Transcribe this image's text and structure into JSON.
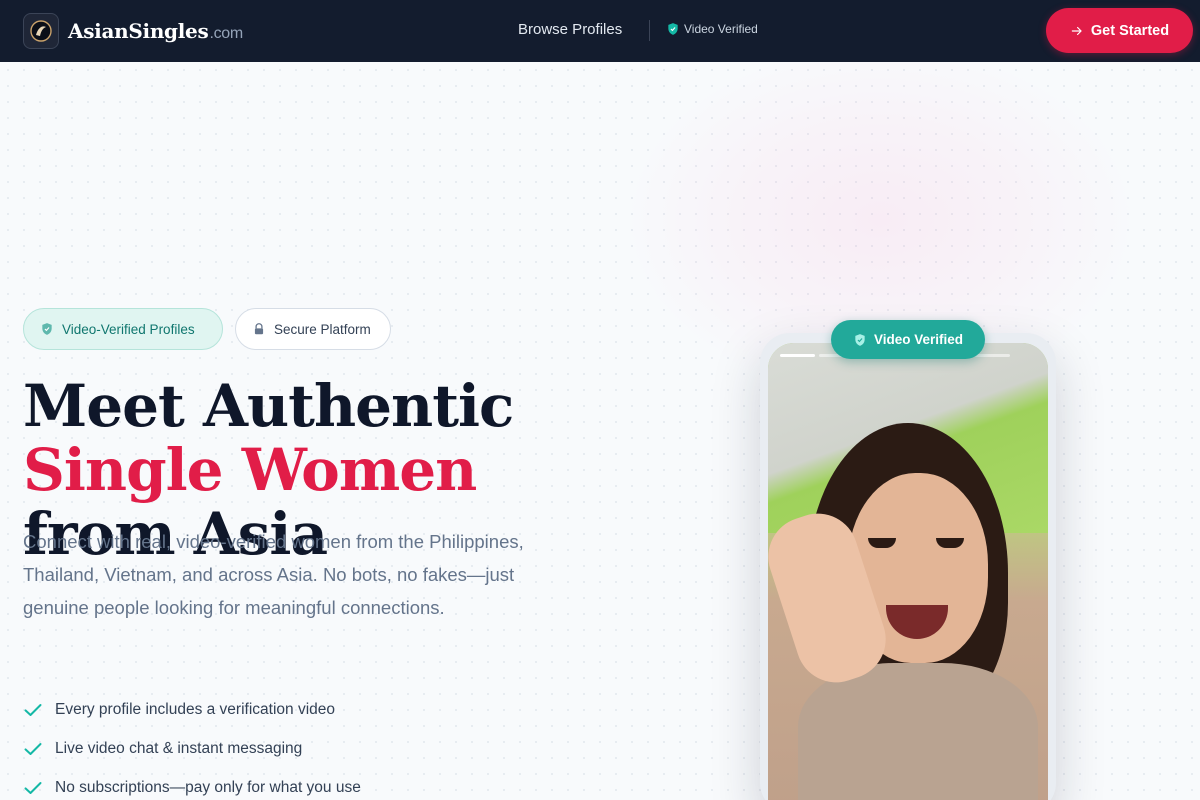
{
  "header": {
    "brand": "AsianSingles",
    "brand_tld": ".com",
    "nav_browse": "Browse Profiles",
    "nav_verified": "Video Verified",
    "cta": "Get Started"
  },
  "hero": {
    "badges": [
      "Video-Verified Profiles",
      "Secure Platform"
    ],
    "headline_part1": "Meet Authentic ",
    "headline_accent": "Single Women",
    "headline_part2": " from Asia",
    "description": "Connect with real, video-verified women from the Philippines, Thailand, Vietnam, and across Asia. No bots, no fakes—just genuine people looking for meaningful connections.",
    "features": [
      "Every profile includes a verification video",
      "Live video chat & instant messaging",
      "No subscriptions—pay only for what you use"
    ]
  },
  "video_card": {
    "pill": "Video Verified",
    "progress_segments": 6,
    "progress_active": 1
  },
  "colors": {
    "header_bg": "#131c2e",
    "accent": "#e11d48",
    "teal": "#22a99a"
  }
}
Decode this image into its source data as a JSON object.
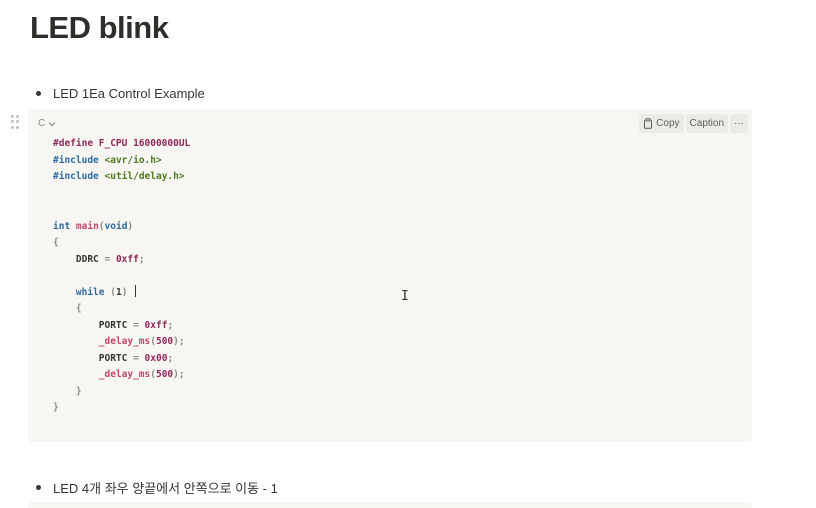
{
  "page": {
    "title": "LED blink"
  },
  "sections": [
    {
      "bullet": "LED 1Ea Control Example"
    },
    {
      "bullet": "LED 4개 좌우 양끝에서 안쪽으로 이동 - 1"
    }
  ],
  "code_block": {
    "language": "C",
    "toolbar": {
      "copy": "Copy",
      "caption": "Caption",
      "more": "···"
    },
    "code_lines": [
      "#define F_CPU 16000000UL",
      "#include <avr/io.h>",
      "#include <util/delay.h>",
      "",
      "",
      "int main(void)",
      "{",
      "    DDRC = 0xff;",
      "",
      "    while (1) ",
      "    {",
      "        PORTC = 0xff;",
      "        _delay_ms(500);",
      "        PORTC = 0x00;",
      "        _delay_ms(500);",
      "    }",
      "}"
    ]
  },
  "icons": {
    "copy": "clipboard-icon",
    "language_dropdown": "chevron-down-icon",
    "drag": "drag-handle-icon",
    "cursor": "text-cursor-icon"
  }
}
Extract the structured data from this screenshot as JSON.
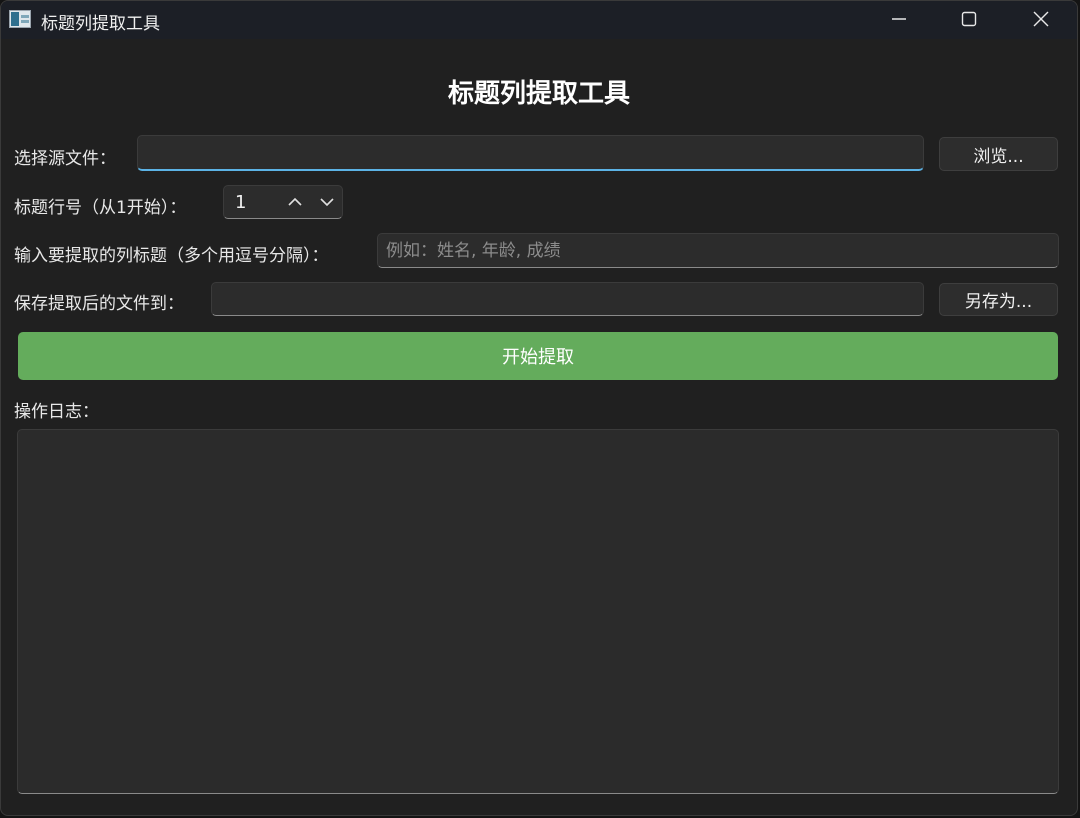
{
  "window": {
    "title": "标题列提取工具"
  },
  "heading": "标题列提取工具",
  "source": {
    "label": "选择源文件：",
    "value": "",
    "placeholder": "",
    "browse_label": "浏览..."
  },
  "header_row": {
    "label": "标题行号（从1开始）：",
    "value": "1"
  },
  "columns": {
    "label": "输入要提取的列标题（多个用逗号分隔）：",
    "value": "",
    "placeholder": "例如：姓名, 年龄, 成绩"
  },
  "save": {
    "label": "保存提取后的文件到：",
    "value": "",
    "placeholder": "",
    "save_as_label": "另存为..."
  },
  "start_label": "开始提取",
  "log": {
    "label": "操作日志：",
    "content": ""
  },
  "colors": {
    "window_bg": "#202020",
    "titlebar_bg": "#1c1f26",
    "accent_focus": "#5cb3e6",
    "start_button": "#64ac5c"
  },
  "icons": {
    "app": "spreadsheet-icon",
    "minimize": "minimize-icon",
    "maximize": "maximize-icon",
    "close": "close-icon",
    "spin_up": "chevron-up-icon",
    "spin_down": "chevron-down-icon"
  }
}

◆ **Written exercise**: Quote the listing above in full, except for the pictures.

◆ **In response**:
Transcribe this image's text and structure into JSON.
{
  "header": {
    "brand": "AsianSingles",
    "brand_tld": ".com",
    "nav_browse": "Browse Profiles",
    "nav_verified": "Video Verified",
    "cta": "Get Started"
  },
  "hero": {
    "badges": [
      "Video-Verified Profiles",
      "Secure Platform"
    ],
    "headline_part1": "Meet Authentic ",
    "headline_accent": "Single Women",
    "headline_part2": " from Asia",
    "description": "Connect with real, video-verified women from the Philippines, Thailand, Vietnam, and across Asia. No bots, no fakes—just genuine people looking for meaningful connections.",
    "features": [
      "Every profile includes a verification video",
      "Live video chat & instant messaging",
      "No subscriptions—pay only for what you use"
    ]
  },
  "video_card": {
    "pill": "Video Verified",
    "progress_segments": 6,
    "progress_active": 1
  },
  "colors": {
    "header_bg": "#131c2e",
    "accent": "#e11d48",
    "teal": "#22a99a"
  }
}
Decode this image into its source data as a JSON object.
{
  "page": {
    "title": "LED blink"
  },
  "sections": [
    {
      "bullet": "LED 1Ea Control Example"
    },
    {
      "bullet": "LED 4개 좌우 양끝에서 안쪽으로 이동 - 1"
    }
  ],
  "code_block": {
    "language": "C",
    "toolbar": {
      "copy": "Copy",
      "caption": "Caption",
      "more": "···"
    },
    "code_lines": [
      "#define F_CPU 16000000UL",
      "#include <avr/io.h>",
      "#include <util/delay.h>",
      "",
      "",
      "int main(void)",
      "{",
      "    DDRC = 0xff;",
      "",
      "    while (1) ",
      "    {",
      "        PORTC = 0xff;",
      "        _delay_ms(500);",
      "        PORTC = 0x00;",
      "        _delay_ms(500);",
      "    }",
      "}"
    ]
  },
  "icons": {
    "copy": "clipboard-icon",
    "language_dropdown": "chevron-down-icon",
    "drag": "drag-handle-icon",
    "cursor": "text-cursor-icon"
  }
}
Extract the structured data from this screenshot as JSON.
{
  "window": {
    "title": "标题列提取工具"
  },
  "heading": "标题列提取工具",
  "source": {
    "label": "选择源文件：",
    "value": "",
    "placeholder": "",
    "browse_label": "浏览..."
  },
  "header_row": {
    "label": "标题行号（从1开始）：",
    "value": "1"
  },
  "columns": {
    "label": "输入要提取的列标题（多个用逗号分隔）：",
    "value": "",
    "placeholder": "例如：姓名, 年龄, 成绩"
  },
  "save": {
    "label": "保存提取后的文件到：",
    "value": "",
    "placeholder": "",
    "save_as_label": "另存为..."
  },
  "start_label": "开始提取",
  "log": {
    "label": "操作日志：",
    "content": ""
  },
  "colors": {
    "window_bg": "#202020",
    "titlebar_bg": "#1c1f26",
    "accent_focus": "#5cb3e6",
    "start_button": "#64ac5c"
  },
  "icons": {
    "app": "spreadsheet-icon",
    "minimize": "minimize-icon",
    "maximize": "maximize-icon",
    "close": "close-icon",
    "spin_up": "chevron-up-icon",
    "spin_down": "chevron-down-icon"
  }
}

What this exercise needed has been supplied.